- **TASK INSTRUCTIONS**:
Restate the entries word for word, omitting nothing.

- **DATA SECTION**:
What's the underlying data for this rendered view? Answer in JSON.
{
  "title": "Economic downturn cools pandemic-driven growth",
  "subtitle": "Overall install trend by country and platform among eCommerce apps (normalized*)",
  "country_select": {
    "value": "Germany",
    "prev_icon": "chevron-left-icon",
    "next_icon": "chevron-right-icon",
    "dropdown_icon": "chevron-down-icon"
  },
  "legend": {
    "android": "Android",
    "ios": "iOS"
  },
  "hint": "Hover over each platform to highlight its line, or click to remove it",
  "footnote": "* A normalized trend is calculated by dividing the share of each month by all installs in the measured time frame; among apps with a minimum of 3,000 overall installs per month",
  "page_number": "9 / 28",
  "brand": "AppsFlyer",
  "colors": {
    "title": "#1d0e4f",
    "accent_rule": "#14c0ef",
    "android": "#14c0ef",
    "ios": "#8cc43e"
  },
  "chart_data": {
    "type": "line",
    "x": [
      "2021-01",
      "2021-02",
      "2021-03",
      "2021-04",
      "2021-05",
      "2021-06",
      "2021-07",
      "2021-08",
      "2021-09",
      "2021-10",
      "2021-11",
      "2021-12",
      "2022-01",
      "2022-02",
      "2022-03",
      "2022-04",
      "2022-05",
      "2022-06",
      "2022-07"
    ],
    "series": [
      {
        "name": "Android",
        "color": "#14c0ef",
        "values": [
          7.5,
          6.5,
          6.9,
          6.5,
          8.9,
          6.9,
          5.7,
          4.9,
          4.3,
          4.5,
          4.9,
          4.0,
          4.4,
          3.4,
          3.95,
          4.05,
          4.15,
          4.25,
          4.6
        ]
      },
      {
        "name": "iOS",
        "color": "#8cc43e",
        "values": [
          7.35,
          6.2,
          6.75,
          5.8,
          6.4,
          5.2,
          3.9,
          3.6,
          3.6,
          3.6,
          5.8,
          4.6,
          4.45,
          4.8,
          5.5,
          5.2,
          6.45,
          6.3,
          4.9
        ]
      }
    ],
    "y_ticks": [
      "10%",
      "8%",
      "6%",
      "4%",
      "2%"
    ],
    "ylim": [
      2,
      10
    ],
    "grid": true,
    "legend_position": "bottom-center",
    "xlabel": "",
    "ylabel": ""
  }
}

- **TASK RESULT**:
What's the underlying data for this rendered view? Answer in JSON.
{
  "title": "Economic downturn cools pandemic-driven growth",
  "subtitle": "Overall install trend by country and platform among eCommerce apps (normalized*)",
  "country_select": {
    "value": "Germany",
    "prev_icon": "chevron-left-icon",
    "next_icon": "chevron-right-icon",
    "dropdown_icon": "chevron-down-icon"
  },
  "legend": {
    "android": "Android",
    "ios": "iOS"
  },
  "hint": "Hover over each platform to highlight its line, or click to remove it",
  "footnote": "* A normalized trend is calculated by dividing the share of each month by all installs in the measured time frame; among apps with a minimum of 3,000 overall installs per month",
  "page_number": "9 / 28",
  "brand": "AppsFlyer",
  "colors": {
    "title": "#1d0e4f",
    "accent_rule": "#14c0ef",
    "android": "#14c0ef",
    "ios": "#8cc43e"
  },
  "chart_data": {
    "type": "line",
    "x": [
      "2021-01",
      "2021-02",
      "2021-03",
      "2021-04",
      "2021-05",
      "2021-06",
      "2021-07",
      "2021-08",
      "2021-09",
      "2021-10",
      "2021-11",
      "2021-12",
      "2022-01",
      "2022-02",
      "2022-03",
      "2022-04",
      "2022-05",
      "2022-06",
      "2022-07"
    ],
    "series": [
      {
        "name": "Android",
        "color": "#14c0ef",
        "values": [
          7.5,
          6.5,
          6.9,
          6.5,
          8.9,
          6.9,
          5.7,
          4.9,
          4.3,
          4.5,
          4.9,
          4.0,
          4.4,
          3.4,
          3.95,
          4.05,
          4.15,
          4.25,
          4.6
        ]
      },
      {
        "name": "iOS",
        "color": "#8cc43e",
        "values": [
          7.35,
          6.2,
          6.75,
          5.8,
          6.4,
          5.2,
          3.9,
          3.6,
          3.6,
          3.6,
          5.8,
          4.6,
          4.45,
          4.8,
          5.5,
          5.2,
          6.45,
          6.3,
          4.9
        ]
      }
    ],
    "y_ticks": [
      "10%",
      "8%",
      "6%",
      "4%",
      "2%"
    ],
    "ylim": [
      2,
      10
    ],
    "grid": true,
    "legend_position": "bottom-center",
    "xlabel": "",
    "ylabel": ""
  }
}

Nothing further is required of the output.